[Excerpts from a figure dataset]
▬▬▬▬▬▬▬▬▬▬
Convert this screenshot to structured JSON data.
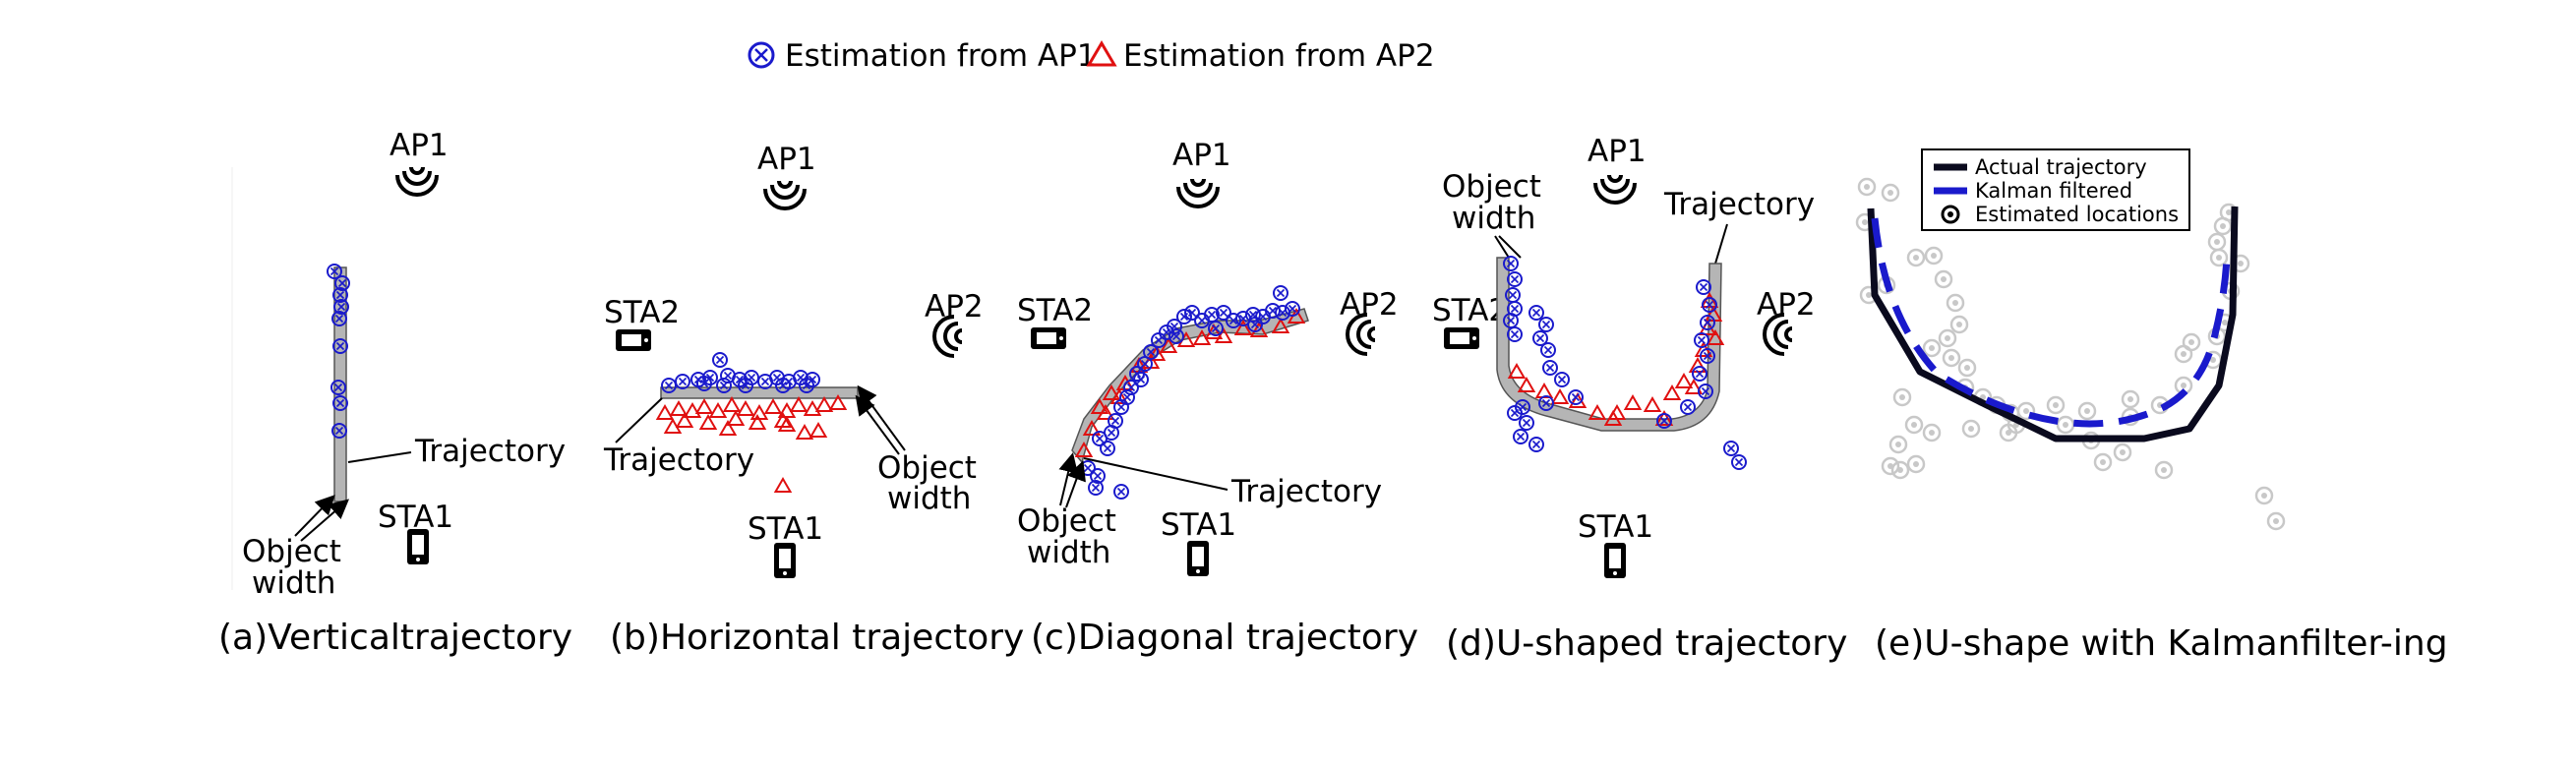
{
  "legend": {
    "ap1_label": "Estimation from AP1",
    "ap2_label": "Estimation from AP2",
    "ap1_color": "#1a1acc",
    "ap2_color": "#e01010"
  },
  "labels": {
    "ap1": "AP1",
    "ap2": "AP2",
    "sta1": "STA1",
    "sta2": "STA2",
    "trajectory": "Trajectory",
    "object": "Object",
    "width": "width"
  },
  "panels": {
    "a": {
      "caption": "(a)Verticaltrajectory"
    },
    "b": {
      "caption": "(b)Horizontal trajectory"
    },
    "c": {
      "caption": "(c)Diagonal trajectory"
    },
    "d": {
      "caption": "(d)U-shaped trajectory"
    },
    "e": {
      "caption": "(e)U-shape with Kalmanfilter-ing",
      "legend_actual": "Actual trajectory",
      "legend_kalman": "Kalman filtered",
      "legend_estimated": "Estimated locations",
      "actual_color": "#0a0a1e",
      "kalman_color": "#1a1acc",
      "estimate_color": "#c8c8c8"
    }
  },
  "icons": {
    "access_point": "wifi-signal-icon",
    "station": "phone-icon",
    "station_wide": "tablet-icon"
  }
}
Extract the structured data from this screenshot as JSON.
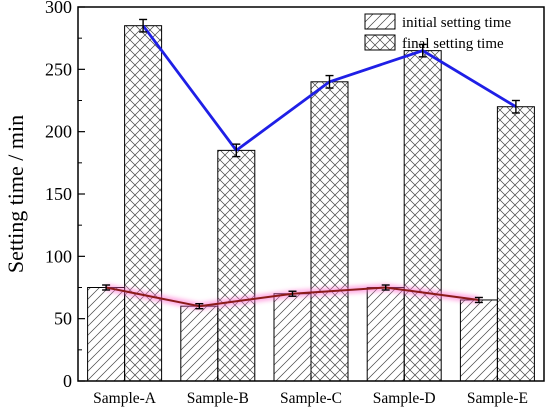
{
  "chart_data": {
    "type": "bar",
    "title": "",
    "xlabel": "",
    "ylabel": "Setting time / min",
    "ylim": [
      0,
      300
    ],
    "yticks": [
      0,
      50,
      100,
      150,
      200,
      250,
      300
    ],
    "categories": [
      "Sample-A",
      "Sample-B",
      "Sample-C",
      "Sample-D",
      "Sample-E"
    ],
    "grid": false,
    "legend_position": "top-right",
    "series": [
      {
        "name": "initial setting time",
        "pattern": "diagonal-hatch",
        "values": [
          75,
          60,
          70,
          75,
          65
        ],
        "errors": [
          2,
          2,
          2,
          2,
          2
        ],
        "line_color": "#8B1A1A",
        "glow_color": "#FF66CC"
      },
      {
        "name": "final setting time",
        "pattern": "cross-hatch",
        "values": [
          285,
          185,
          240,
          265,
          220
        ],
        "errors": [
          5,
          5,
          5,
          5,
          5
        ],
        "line_color": "#1F1FE6"
      }
    ]
  }
}
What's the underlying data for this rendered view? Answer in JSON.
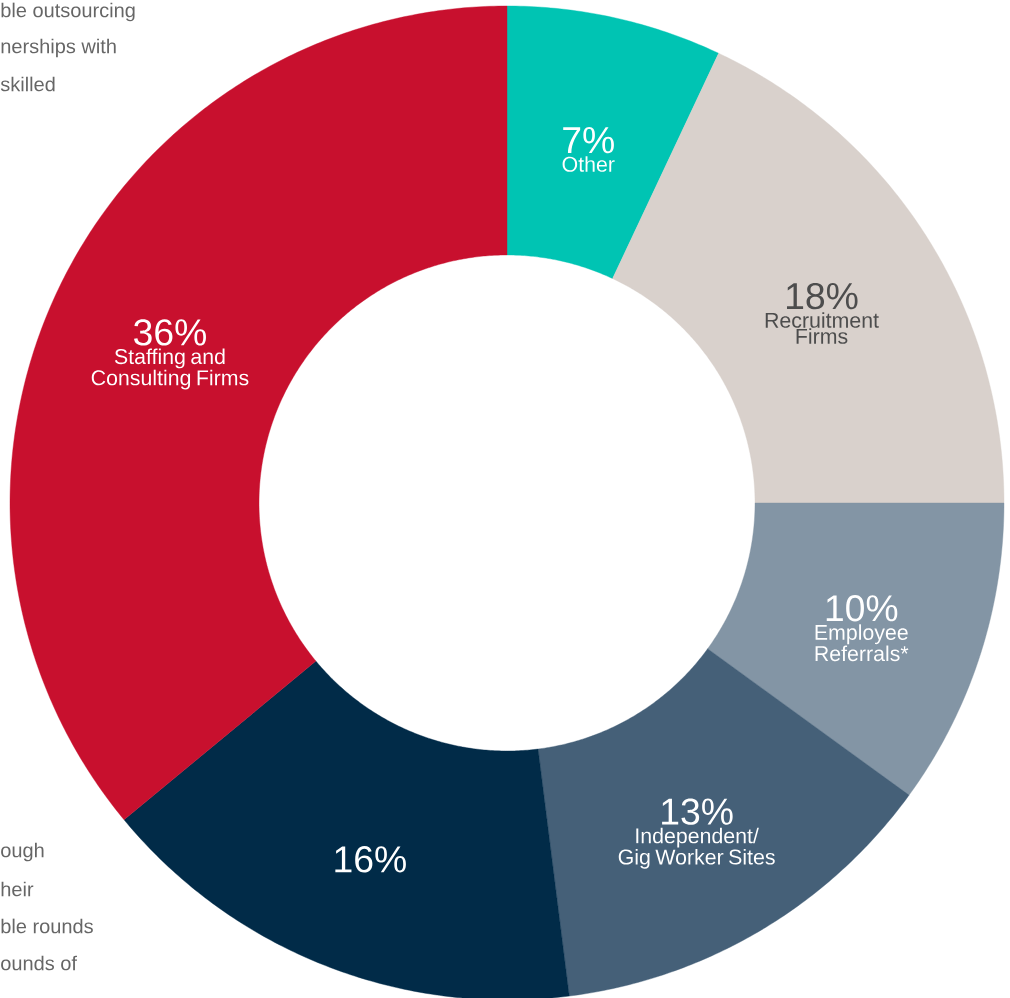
{
  "chart_data": {
    "type": "donut",
    "categories": [
      "Other",
      "Recruitment Firms",
      "Employee Referrals*",
      "Independent/ Gig Worker Sites",
      null,
      "Staffing and Consulting Firms"
    ],
    "values": [
      7,
      18,
      10,
      13,
      16,
      36
    ],
    "value_labels": [
      "7%",
      "18%",
      "10%",
      "13%",
      "16%",
      "36%"
    ],
    "colors": [
      "#00c4b3",
      "#d9d1cc",
      "#8395a5",
      "#456078",
      "#012b48",
      "#c8102e"
    ],
    "annotations": [
      "ble outsourcing",
      "nerships with",
      "skilled",
      "ough",
      "heir",
      "ble rounds",
      "ounds of"
    ]
  }
}
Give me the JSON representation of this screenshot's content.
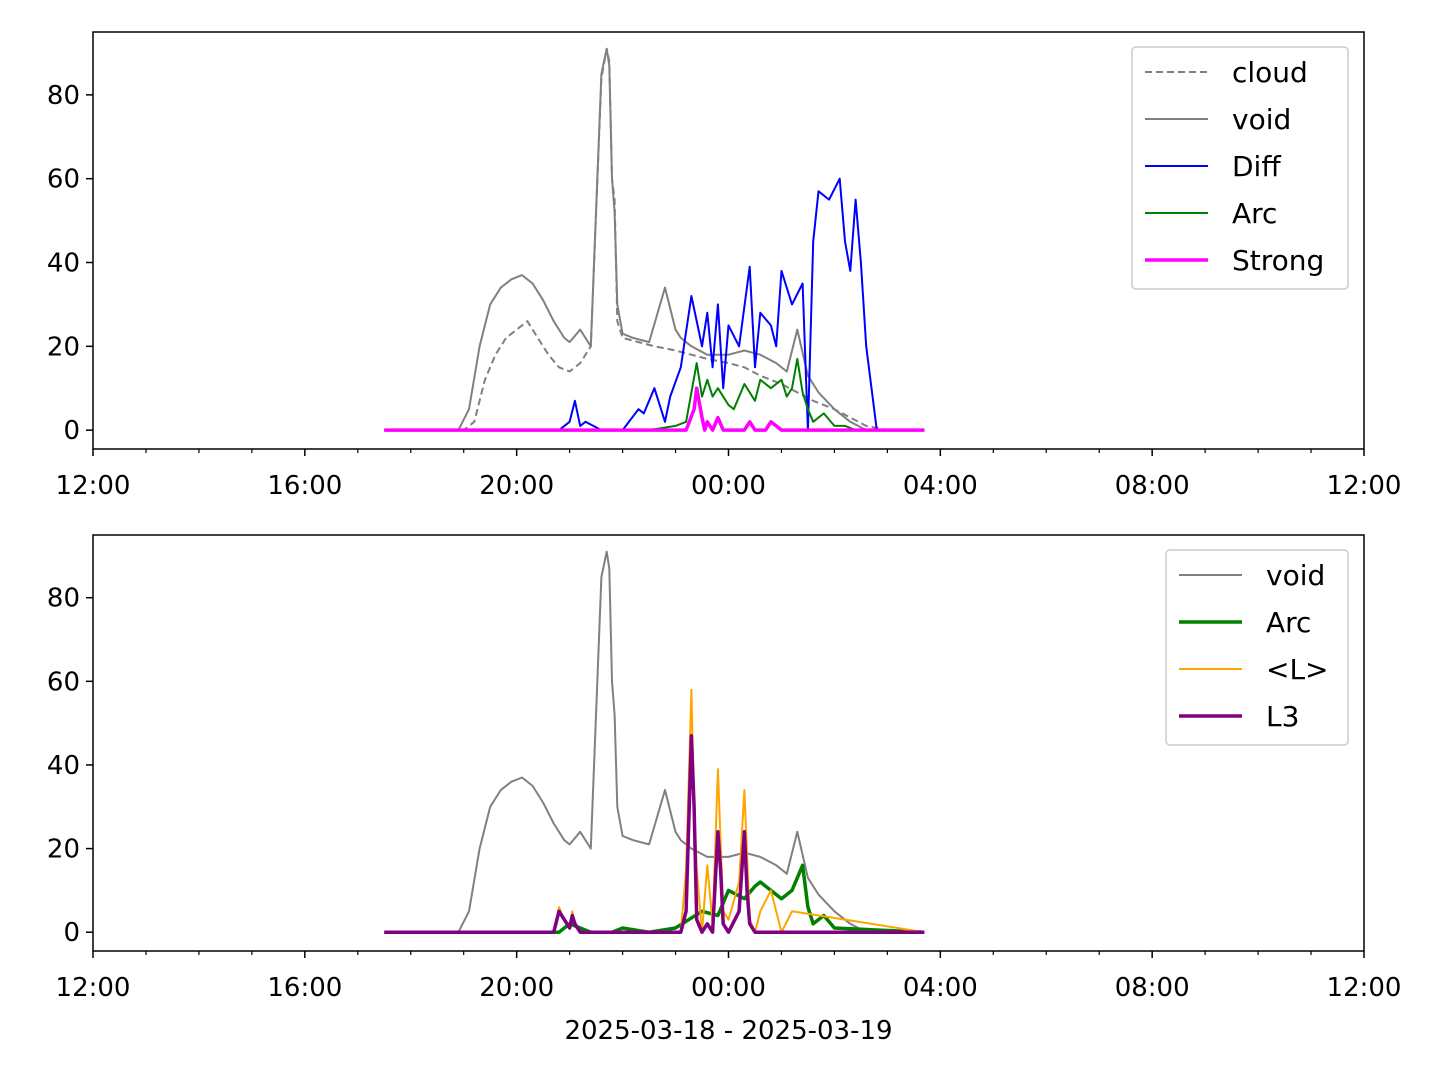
▬▬▬▬▬▬▬▬▬▬
* _What the task requires_:
Quote every record above exactly, omitting any pictures they contain.

* _Completed task_:
Convert this screenshot to structured JSON data.
{
  "legend": {
    "ap1_label": "Estimation from AP1",
    "ap2_label": "Estimation from AP2",
    "ap1_color": "#1a1acc",
    "ap2_color": "#e01010"
  },
  "labels": {
    "ap1": "AP1",
    "ap2": "AP2",
    "sta1": "STA1",
    "sta2": "STA2",
    "trajectory": "Trajectory",
    "object": "Object",
    "width": "width"
  },
  "panels": {
    "a": {
      "caption": "(a)Verticaltrajectory"
    },
    "b": {
      "caption": "(b)Horizontal trajectory"
    },
    "c": {
      "caption": "(c)Diagonal trajectory"
    },
    "d": {
      "caption": "(d)U-shaped trajectory"
    },
    "e": {
      "caption": "(e)U-shape with Kalmanfilter-ing",
      "legend_actual": "Actual trajectory",
      "legend_kalman": "Kalman filtered",
      "legend_estimated": "Estimated locations",
      "actual_color": "#0a0a1e",
      "kalman_color": "#1a1acc",
      "estimate_color": "#c8c8c8"
    }
  },
  "icons": {
    "access_point": "wifi-signal-icon",
    "station": "phone-icon",
    "station_wide": "tablet-icon"
  }
}
Extract the structured data from this screenshot as JSON.
{
  "chart_data": {
    "type": "bar",
    "title": "",
    "xlabel": "",
    "ylabel": "Setting time / min",
    "ylim": [
      0,
      300
    ],
    "yticks": [
      0,
      50,
      100,
      150,
      200,
      250,
      300
    ],
    "categories": [
      "Sample-A",
      "Sample-B",
      "Sample-C",
      "Sample-D",
      "Sample-E"
    ],
    "grid": false,
    "legend_position": "top-right",
    "series": [
      {
        "name": "initial setting time",
        "pattern": "diagonal-hatch",
        "values": [
          75,
          60,
          70,
          75,
          65
        ],
        "errors": [
          2,
          2,
          2,
          2,
          2
        ],
        "line_color": "#8B1A1A",
        "glow_color": "#FF66CC"
      },
      {
        "name": "final setting time",
        "pattern": "cross-hatch",
        "values": [
          285,
          185,
          240,
          265,
          220
        ],
        "errors": [
          5,
          5,
          5,
          5,
          5
        ],
        "line_color": "#1F1FE6"
      }
    ]
  }
}
What's the underlying data for this rendered view? Answer in JSON.
{
  "chart_data": {
    "type": "donut",
    "categories": [
      "Other",
      "Recruitment Firms",
      "Employee Referrals*",
      "Independent/ Gig Worker Sites",
      null,
      "Staffing and Consulting Firms"
    ],
    "values": [
      7,
      18,
      10,
      13,
      16,
      36
    ],
    "value_labels": [
      "7%",
      "18%",
      "10%",
      "13%",
      "16%",
      "36%"
    ],
    "colors": [
      "#00c4b3",
      "#d9d1cc",
      "#8395a5",
      "#456078",
      "#012b48",
      "#c8102e"
    ],
    "annotations": [
      "ble outsourcing",
      "nerships with",
      "skilled",
      "ough",
      "heir",
      "ble rounds",
      "ounds of"
    ]
  }
}
Give me the JSON representation of this screenshot's content.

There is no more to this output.